===== DATASET

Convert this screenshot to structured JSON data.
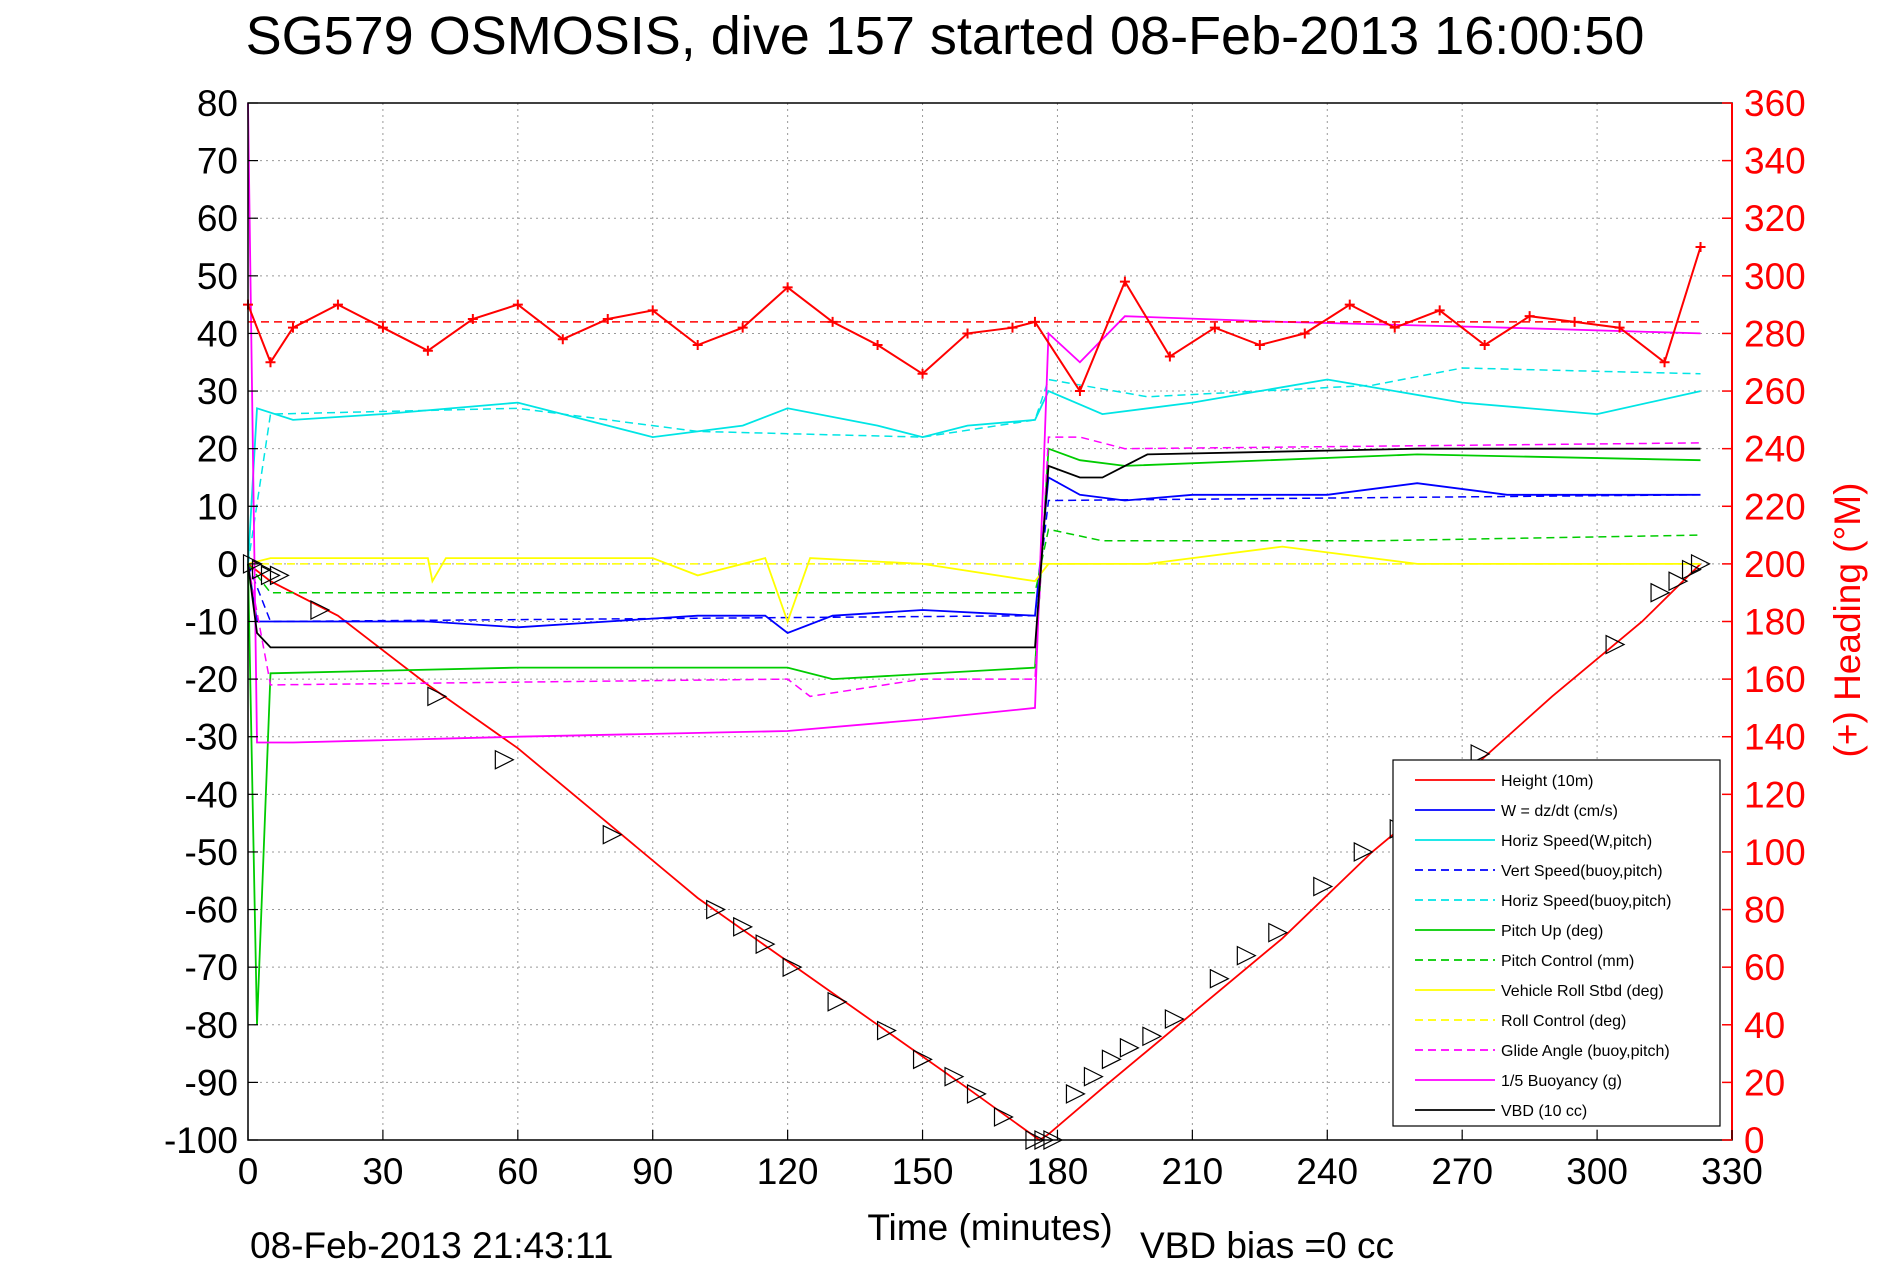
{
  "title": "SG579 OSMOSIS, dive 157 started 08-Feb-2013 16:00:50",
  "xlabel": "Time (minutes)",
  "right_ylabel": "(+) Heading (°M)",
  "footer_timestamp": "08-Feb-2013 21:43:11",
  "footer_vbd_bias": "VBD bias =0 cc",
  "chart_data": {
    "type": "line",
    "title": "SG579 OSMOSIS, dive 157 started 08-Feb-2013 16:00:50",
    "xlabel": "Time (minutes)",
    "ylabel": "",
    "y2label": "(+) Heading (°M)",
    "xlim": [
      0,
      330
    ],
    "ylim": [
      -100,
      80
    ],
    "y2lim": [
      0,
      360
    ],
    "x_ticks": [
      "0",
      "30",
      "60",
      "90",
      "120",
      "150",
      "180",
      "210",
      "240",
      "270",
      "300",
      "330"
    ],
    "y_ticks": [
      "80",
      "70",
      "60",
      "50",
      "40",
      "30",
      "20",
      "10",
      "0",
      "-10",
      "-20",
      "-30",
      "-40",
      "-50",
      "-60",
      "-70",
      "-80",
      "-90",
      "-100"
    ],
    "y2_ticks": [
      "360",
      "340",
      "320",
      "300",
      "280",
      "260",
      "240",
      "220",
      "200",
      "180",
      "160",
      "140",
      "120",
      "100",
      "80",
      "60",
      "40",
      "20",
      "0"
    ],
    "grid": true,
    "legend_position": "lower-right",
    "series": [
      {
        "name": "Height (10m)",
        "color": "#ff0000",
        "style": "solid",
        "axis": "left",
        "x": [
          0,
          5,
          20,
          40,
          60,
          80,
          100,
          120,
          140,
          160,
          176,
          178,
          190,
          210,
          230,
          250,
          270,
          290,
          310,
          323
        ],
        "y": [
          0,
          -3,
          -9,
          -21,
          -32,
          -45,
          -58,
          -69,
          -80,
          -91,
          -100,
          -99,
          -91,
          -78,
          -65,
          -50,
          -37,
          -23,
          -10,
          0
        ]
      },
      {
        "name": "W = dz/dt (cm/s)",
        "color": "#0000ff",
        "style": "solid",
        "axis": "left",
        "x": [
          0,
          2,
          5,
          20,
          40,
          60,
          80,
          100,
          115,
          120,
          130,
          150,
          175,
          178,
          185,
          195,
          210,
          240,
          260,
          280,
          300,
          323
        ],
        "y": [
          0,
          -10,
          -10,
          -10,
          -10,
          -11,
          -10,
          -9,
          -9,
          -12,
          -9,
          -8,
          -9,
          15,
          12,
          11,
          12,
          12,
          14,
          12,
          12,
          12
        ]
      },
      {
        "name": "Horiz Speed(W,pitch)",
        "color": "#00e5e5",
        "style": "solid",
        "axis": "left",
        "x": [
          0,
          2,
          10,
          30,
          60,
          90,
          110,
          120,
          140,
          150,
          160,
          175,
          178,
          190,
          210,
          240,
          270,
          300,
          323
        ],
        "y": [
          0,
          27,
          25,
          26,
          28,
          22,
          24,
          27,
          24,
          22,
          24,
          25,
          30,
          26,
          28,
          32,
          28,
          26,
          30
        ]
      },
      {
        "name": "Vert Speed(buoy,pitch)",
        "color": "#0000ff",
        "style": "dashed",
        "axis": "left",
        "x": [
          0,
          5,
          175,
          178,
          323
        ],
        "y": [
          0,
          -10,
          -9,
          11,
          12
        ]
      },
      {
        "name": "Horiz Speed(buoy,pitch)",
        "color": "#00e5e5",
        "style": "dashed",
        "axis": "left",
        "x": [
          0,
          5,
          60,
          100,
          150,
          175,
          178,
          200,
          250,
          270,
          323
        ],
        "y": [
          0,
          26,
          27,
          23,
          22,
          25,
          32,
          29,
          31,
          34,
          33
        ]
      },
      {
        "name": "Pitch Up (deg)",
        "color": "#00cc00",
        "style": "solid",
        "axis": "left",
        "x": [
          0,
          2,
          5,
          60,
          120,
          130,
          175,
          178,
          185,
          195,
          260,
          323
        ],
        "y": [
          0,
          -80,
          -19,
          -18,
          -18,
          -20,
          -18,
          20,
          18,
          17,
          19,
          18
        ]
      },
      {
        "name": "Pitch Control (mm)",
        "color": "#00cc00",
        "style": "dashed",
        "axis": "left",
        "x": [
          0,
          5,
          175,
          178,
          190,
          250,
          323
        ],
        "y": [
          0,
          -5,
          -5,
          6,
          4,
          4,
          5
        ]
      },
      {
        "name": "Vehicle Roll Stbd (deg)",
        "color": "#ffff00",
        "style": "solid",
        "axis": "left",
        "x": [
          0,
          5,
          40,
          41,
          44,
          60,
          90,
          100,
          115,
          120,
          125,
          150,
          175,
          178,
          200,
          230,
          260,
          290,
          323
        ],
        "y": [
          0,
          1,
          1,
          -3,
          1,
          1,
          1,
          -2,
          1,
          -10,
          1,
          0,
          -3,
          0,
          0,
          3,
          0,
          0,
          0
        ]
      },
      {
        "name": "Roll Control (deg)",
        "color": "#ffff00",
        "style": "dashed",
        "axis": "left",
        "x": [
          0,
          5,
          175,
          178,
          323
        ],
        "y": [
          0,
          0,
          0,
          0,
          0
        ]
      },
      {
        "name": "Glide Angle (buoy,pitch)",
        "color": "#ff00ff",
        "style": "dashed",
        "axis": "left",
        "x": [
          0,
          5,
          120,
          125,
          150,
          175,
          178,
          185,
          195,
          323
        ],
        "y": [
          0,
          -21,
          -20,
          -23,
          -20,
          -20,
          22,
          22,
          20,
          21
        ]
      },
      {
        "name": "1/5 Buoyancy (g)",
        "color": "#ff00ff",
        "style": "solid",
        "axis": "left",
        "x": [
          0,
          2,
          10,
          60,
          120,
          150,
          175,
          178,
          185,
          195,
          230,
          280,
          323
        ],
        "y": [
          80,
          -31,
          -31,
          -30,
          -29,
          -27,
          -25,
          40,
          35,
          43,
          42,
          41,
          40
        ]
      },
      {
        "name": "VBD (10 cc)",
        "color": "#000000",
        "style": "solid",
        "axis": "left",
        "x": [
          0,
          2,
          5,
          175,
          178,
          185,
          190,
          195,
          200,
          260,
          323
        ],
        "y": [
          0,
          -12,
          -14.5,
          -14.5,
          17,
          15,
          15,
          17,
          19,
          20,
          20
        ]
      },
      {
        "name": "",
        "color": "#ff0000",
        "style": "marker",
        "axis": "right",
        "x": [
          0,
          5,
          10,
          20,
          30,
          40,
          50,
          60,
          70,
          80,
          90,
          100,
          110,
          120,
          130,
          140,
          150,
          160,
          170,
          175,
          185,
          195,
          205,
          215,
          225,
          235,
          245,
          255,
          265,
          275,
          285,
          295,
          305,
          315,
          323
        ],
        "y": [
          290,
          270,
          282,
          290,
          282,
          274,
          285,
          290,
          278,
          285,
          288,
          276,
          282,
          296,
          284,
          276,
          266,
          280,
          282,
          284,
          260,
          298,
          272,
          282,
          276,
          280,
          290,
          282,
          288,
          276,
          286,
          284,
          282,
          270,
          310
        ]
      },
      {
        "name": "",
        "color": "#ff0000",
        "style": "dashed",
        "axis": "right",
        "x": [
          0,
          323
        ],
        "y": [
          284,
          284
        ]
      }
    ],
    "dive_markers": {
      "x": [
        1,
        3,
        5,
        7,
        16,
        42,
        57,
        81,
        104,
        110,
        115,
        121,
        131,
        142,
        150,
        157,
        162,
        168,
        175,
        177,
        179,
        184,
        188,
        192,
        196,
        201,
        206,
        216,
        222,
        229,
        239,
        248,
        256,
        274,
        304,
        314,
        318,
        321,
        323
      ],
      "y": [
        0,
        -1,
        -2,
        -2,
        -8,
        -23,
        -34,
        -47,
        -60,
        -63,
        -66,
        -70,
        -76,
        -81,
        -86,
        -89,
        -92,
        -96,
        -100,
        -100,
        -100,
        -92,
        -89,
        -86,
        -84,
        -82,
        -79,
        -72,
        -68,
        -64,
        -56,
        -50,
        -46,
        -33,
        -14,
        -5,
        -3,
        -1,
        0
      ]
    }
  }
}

==========

WHAT TO PRODUCE →
Collect the complete line wherever the string "xlabel" appears in the records.

RESULT →
  "xlabel": "Time (minutes)",
    "xlabel": "Time (minutes)",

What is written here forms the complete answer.